• _Instructions for the task_: Faithfully return all lines, omitting every embedded picture.

• _Raw records_:
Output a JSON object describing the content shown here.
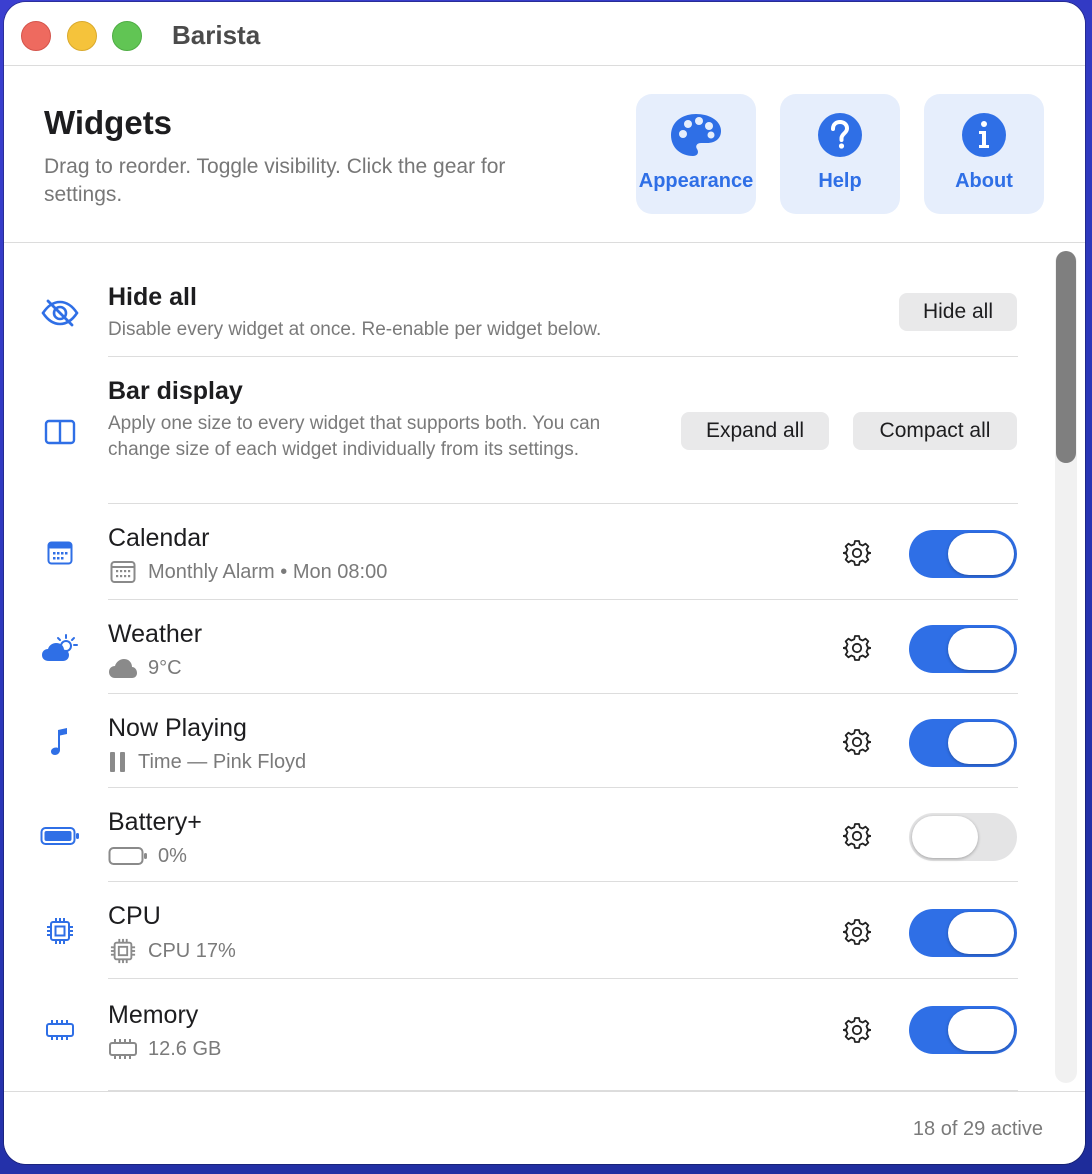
{
  "window": {
    "title": "Barista"
  },
  "header": {
    "title": "Widgets",
    "subtitle": "Drag to reorder. Toggle visibility. Click the gear for settings.",
    "tiles": [
      {
        "label": "Appearance",
        "icon": "palette-icon"
      },
      {
        "label": "Help",
        "icon": "question-circle-icon"
      },
      {
        "label": "About",
        "icon": "info-circle-icon"
      }
    ]
  },
  "hide_all": {
    "title": "Hide all",
    "subtitle": "Disable every widget at once. Re-enable per widget below.",
    "button": "Hide all",
    "icon": "eye-slash-icon"
  },
  "bar_display": {
    "title": "Bar display",
    "subtitle": "Apply one size to every widget that supports both. You can change size of each widget individually from its settings.",
    "expand_button": "Expand all",
    "compact_button": "Compact all",
    "icon": "split-rectangle-icon"
  },
  "widgets": [
    {
      "name": "Calendar",
      "status": "Monthly Alarm • Mon 08:00",
      "enabled": true,
      "icon": "calendar-icon",
      "status_icon": "calendar-icon"
    },
    {
      "name": "Weather",
      "status": "9°C",
      "enabled": true,
      "icon": "cloud-sun-icon",
      "status_icon": "cloud-icon"
    },
    {
      "name": "Now Playing",
      "status": "Time — Pink Floyd",
      "enabled": true,
      "icon": "music-note-icon",
      "status_icon": "pause-icon"
    },
    {
      "name": "Battery+",
      "status": "0%",
      "enabled": false,
      "icon": "battery-full-icon",
      "status_icon": "battery-empty-icon"
    },
    {
      "name": "CPU",
      "status": "CPU 17%",
      "enabled": true,
      "icon": "cpu-icon",
      "status_icon": "cpu-icon"
    },
    {
      "name": "Memory",
      "status": "12.6 GB",
      "enabled": true,
      "icon": "memory-chip-icon",
      "status_icon": "memory-chip-icon"
    }
  ],
  "footer": {
    "active_count": "18 of 29 active"
  },
  "colors": {
    "accent": "#2f6fe6",
    "tile_bg": "#e6eefc",
    "toggle_off": "#e4e4e5"
  }
}
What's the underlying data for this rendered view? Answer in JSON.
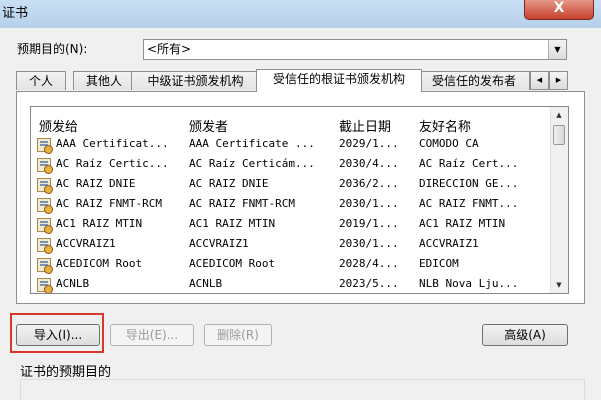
{
  "window": {
    "title": "证书",
    "close_label": "X"
  },
  "purpose": {
    "label": "预期目的(N):",
    "selected": "<所有>",
    "arrow_icon": "chevron-down-icon"
  },
  "tabs": [
    {
      "label": "个人"
    },
    {
      "label": "其他人"
    },
    {
      "label": "中级证书颁发机构"
    },
    {
      "label": "受信任的根证书颁发机构",
      "active": true
    },
    {
      "label": "受信任的发布者"
    }
  ],
  "tab_scroll": {
    "left": "◀",
    "right": "▶"
  },
  "list": {
    "columns": [
      "颁发给",
      "颁发者",
      "截止日期",
      "友好名称"
    ],
    "rows": [
      {
        "issued_to": "AAA Certificat...",
        "issued_by": "AAA Certificate ...",
        "expires": "2029/1...",
        "friendly_name": "COMODO CA"
      },
      {
        "issued_to": "AC Raíz Certic...",
        "issued_by": "AC Raíz Certicám...",
        "expires": "2030/4...",
        "friendly_name": "AC Raíz Cert..."
      },
      {
        "issued_to": "AC RAIZ DNIE",
        "issued_by": "AC RAIZ DNIE",
        "expires": "2036/2...",
        "friendly_name": "DIRECCION GE..."
      },
      {
        "issued_to": "AC RAIZ FNMT-RCM",
        "issued_by": "AC RAIZ FNMT-RCM",
        "expires": "2030/1...",
        "friendly_name": "AC RAIZ FNMT..."
      },
      {
        "issued_to": "AC1 RAIZ MTIN",
        "issued_by": "AC1 RAIZ MTIN",
        "expires": "2019/1...",
        "friendly_name": "AC1 RAIZ MTIN"
      },
      {
        "issued_to": "ACCVRAIZ1",
        "issued_by": "ACCVRAIZ1",
        "expires": "2030/1...",
        "friendly_name": "ACCVRAIZ1"
      },
      {
        "issued_to": "ACEDICOM Root",
        "issued_by": "ACEDICOM Root",
        "expires": "2028/4...",
        "friendly_name": "EDICOM"
      },
      {
        "issued_to": "ACNLB",
        "issued_by": "ACNLB",
        "expires": "2023/5...",
        "friendly_name": "NLB Nova Lju..."
      }
    ],
    "scroll_up": "▲",
    "scroll_down": "▼"
  },
  "buttons": {
    "import": "导入(I)...",
    "export": "导出(E)...",
    "delete": "删除(R)",
    "advanced": "高级(A)"
  },
  "purposes_section": {
    "label": "证书的预期目的"
  },
  "colors": {
    "highlight": "#d9372a",
    "close_button": "#c7412b"
  }
}
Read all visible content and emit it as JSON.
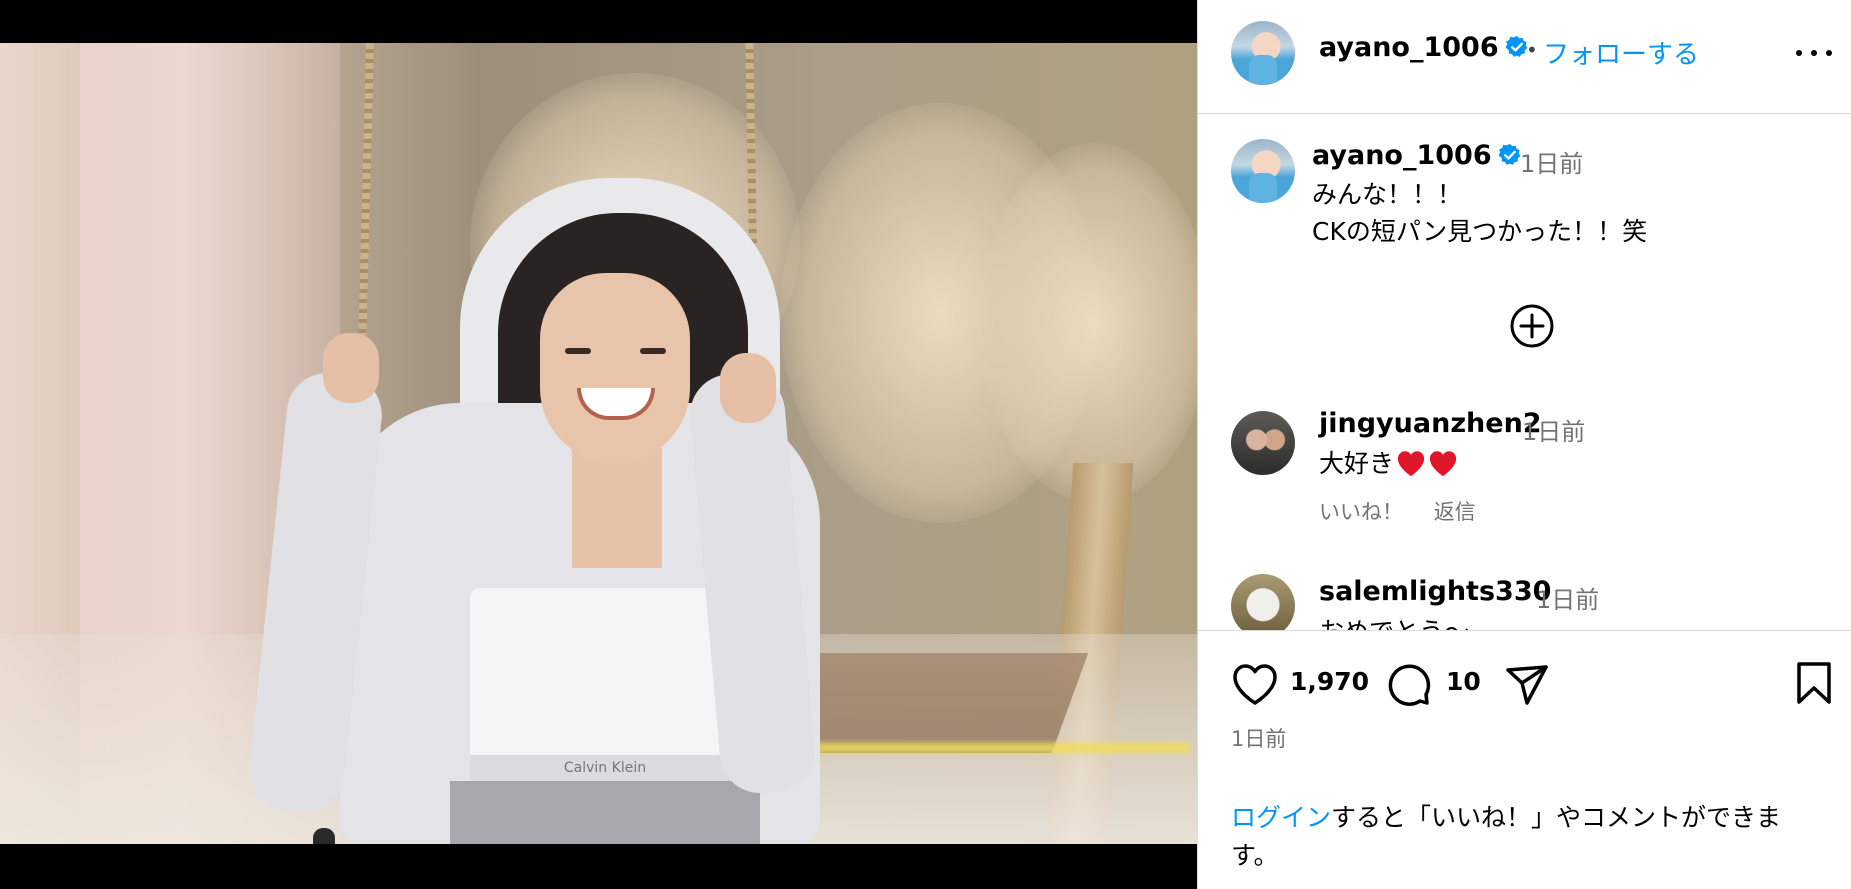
{
  "header": {
    "username": "ayano_1006",
    "separator": "•",
    "follow_label": "フォローする",
    "more_icon": "more-horizontal-icon"
  },
  "caption": {
    "username": "ayano_1006",
    "time": "1日前",
    "text": "みんな！！！\nCKの短パン見つかった！！笑"
  },
  "photo": {
    "waistband_text": "Calvin Klein"
  },
  "comments": [
    {
      "username": "jingyuanzhen2",
      "time": "1日前",
      "text": "大好き",
      "emoji": [
        "red-heart-icon",
        "red-heart-icon"
      ],
      "like_label": "いいね！",
      "reply_label": "返信"
    },
    {
      "username": "salemlights330",
      "time": "1日前",
      "text": "おめでとう〜"
    }
  ],
  "actions": {
    "like_count": "1,970",
    "comment_count": "10",
    "post_time": "1日前"
  },
  "login_prompt": {
    "link_text": "ログイン",
    "rest_text": "すると「いいね！」やコメントができます。"
  },
  "colors": {
    "accent": "#0095f6",
    "verified": "#0095f6",
    "secondary_text": "#737373",
    "divider": "#dbdbdb"
  }
}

• _Result_:
Output a JSON object describing the content shown here.
{
  "window": {
    "title": "Barista"
  },
  "header": {
    "title": "Widgets",
    "subtitle": "Drag to reorder. Toggle visibility. Click the gear for settings.",
    "tiles": [
      {
        "label": "Appearance",
        "icon": "palette-icon"
      },
      {
        "label": "Help",
        "icon": "question-circle-icon"
      },
      {
        "label": "About",
        "icon": "info-circle-icon"
      }
    ]
  },
  "hide_all": {
    "title": "Hide all",
    "subtitle": "Disable every widget at once. Re-enable per widget below.",
    "button": "Hide all",
    "icon": "eye-slash-icon"
  },
  "bar_display": {
    "title": "Bar display",
    "subtitle": "Apply one size to every widget that supports both. You can change size of each widget individually from its settings.",
    "expand_button": "Expand all",
    "compact_button": "Compact all",
    "icon": "split-rectangle-icon"
  },
  "widgets": [
    {
      "name": "Calendar",
      "status": "Monthly Alarm • Mon 08:00",
      "enabled": true,
      "icon": "calendar-icon",
      "status_icon": "calendar-icon"
    },
    {
      "name": "Weather",
      "status": "9°C",
      "enabled": true,
      "icon": "cloud-sun-icon",
      "status_icon": "cloud-icon"
    },
    {
      "name": "Now Playing",
      "status": "Time — Pink Floyd",
      "enabled": true,
      "icon": "music-note-icon",
      "status_icon": "pause-icon"
    },
    {
      "name": "Battery+",
      "status": "0%",
      "enabled": false,
      "icon": "battery-full-icon",
      "status_icon": "battery-empty-icon"
    },
    {
      "name": "CPU",
      "status": "CPU 17%",
      "enabled": true,
      "icon": "cpu-icon",
      "status_icon": "cpu-icon"
    },
    {
      "name": "Memory",
      "status": "12.6 GB",
      "enabled": true,
      "icon": "memory-chip-icon",
      "status_icon": "memory-chip-icon"
    }
  ],
  "footer": {
    "active_count": "18 of 29 active"
  },
  "colors": {
    "accent": "#2f6fe6",
    "tile_bg": "#e6eefc",
    "toggle_off": "#e4e4e5"
  }
}
What's the underlying data for this rendered view? Answer in JSON.
{
  "window": {
    "title": "证书",
    "close_label": "X"
  },
  "purpose": {
    "label": "预期目的(N):",
    "selected": "<所有>",
    "arrow_icon": "chevron-down-icon"
  },
  "tabs": [
    {
      "label": "个人"
    },
    {
      "label": "其他人"
    },
    {
      "label": "中级证书颁发机构"
    },
    {
      "label": "受信任的根证书颁发机构",
      "active": true
    },
    {
      "label": "受信任的发布者"
    }
  ],
  "tab_scroll": {
    "left": "◀",
    "right": "▶"
  },
  "list": {
    "columns": [
      "颁发给",
      "颁发者",
      "截止日期",
      "友好名称"
    ],
    "rows": [
      {
        "issued_to": "AAA Certificat...",
        "issued_by": "AAA Certificate ...",
        "expires": "2029/1...",
        "friendly_name": "COMODO CA"
      },
      {
        "issued_to": "AC Raíz Certic...",
        "issued_by": "AC Raíz Certicám...",
        "expires": "2030/4...",
        "friendly_name": "AC Raíz Cert..."
      },
      {
        "issued_to": "AC RAIZ DNIE",
        "issued_by": "AC RAIZ DNIE",
        "expires": "2036/2...",
        "friendly_name": "DIRECCION GE..."
      },
      {
        "issued_to": "AC RAIZ FNMT-RCM",
        "issued_by": "AC RAIZ FNMT-RCM",
        "expires": "2030/1...",
        "friendly_name": "AC RAIZ FNMT..."
      },
      {
        "issued_to": "AC1 RAIZ MTIN",
        "issued_by": "AC1 RAIZ MTIN",
        "expires": "2019/1...",
        "friendly_name": "AC1 RAIZ MTIN"
      },
      {
        "issued_to": "ACCVRAIZ1",
        "issued_by": "ACCVRAIZ1",
        "expires": "2030/1...",
        "friendly_name": "ACCVRAIZ1"
      },
      {
        "issued_to": "ACEDICOM Root",
        "issued_by": "ACEDICOM Root",
        "expires": "2028/4...",
        "friendly_name": "EDICOM"
      },
      {
        "issued_to": "ACNLB",
        "issued_by": "ACNLB",
        "expires": "2023/5...",
        "friendly_name": "NLB Nova Lju..."
      }
    ],
    "scroll_up": "▲",
    "scroll_down": "▼"
  },
  "buttons": {
    "import": "导入(I)...",
    "export": "导出(E)...",
    "delete": "删除(R)",
    "advanced": "高级(A)"
  },
  "purposes_section": {
    "label": "证书的预期目的"
  },
  "colors": {
    "highlight": "#d9372a",
    "close_button": "#c7412b"
  }
}
Read all visible content and emit it as JSON.
{
  "header": {
    "username": "ayano_1006",
    "separator": "•",
    "follow_label": "フォローする",
    "more_icon": "more-horizontal-icon"
  },
  "caption": {
    "username": "ayano_1006",
    "time": "1日前",
    "text": "みんな！！！\nCKの短パン見つかった！！笑"
  },
  "photo": {
    "waistband_text": "Calvin Klein"
  },
  "comments": [
    {
      "username": "jingyuanzhen2",
      "time": "1日前",
      "text": "大好き",
      "emoji": [
        "red-heart-icon",
        "red-heart-icon"
      ],
      "like_label": "いいね！",
      "reply_label": "返信"
    },
    {
      "username": "salemlights330",
      "time": "1日前",
      "text": "おめでとう〜"
    }
  ],
  "actions": {
    "like_count": "1,970",
    "comment_count": "10",
    "post_time": "1日前"
  },
  "login_prompt": {
    "link_text": "ログイン",
    "rest_text": "すると「いいね！」やコメントができます。"
  },
  "colors": {
    "accent": "#0095f6",
    "verified": "#0095f6",
    "secondary_text": "#737373",
    "divider": "#dbdbdb"
  }
}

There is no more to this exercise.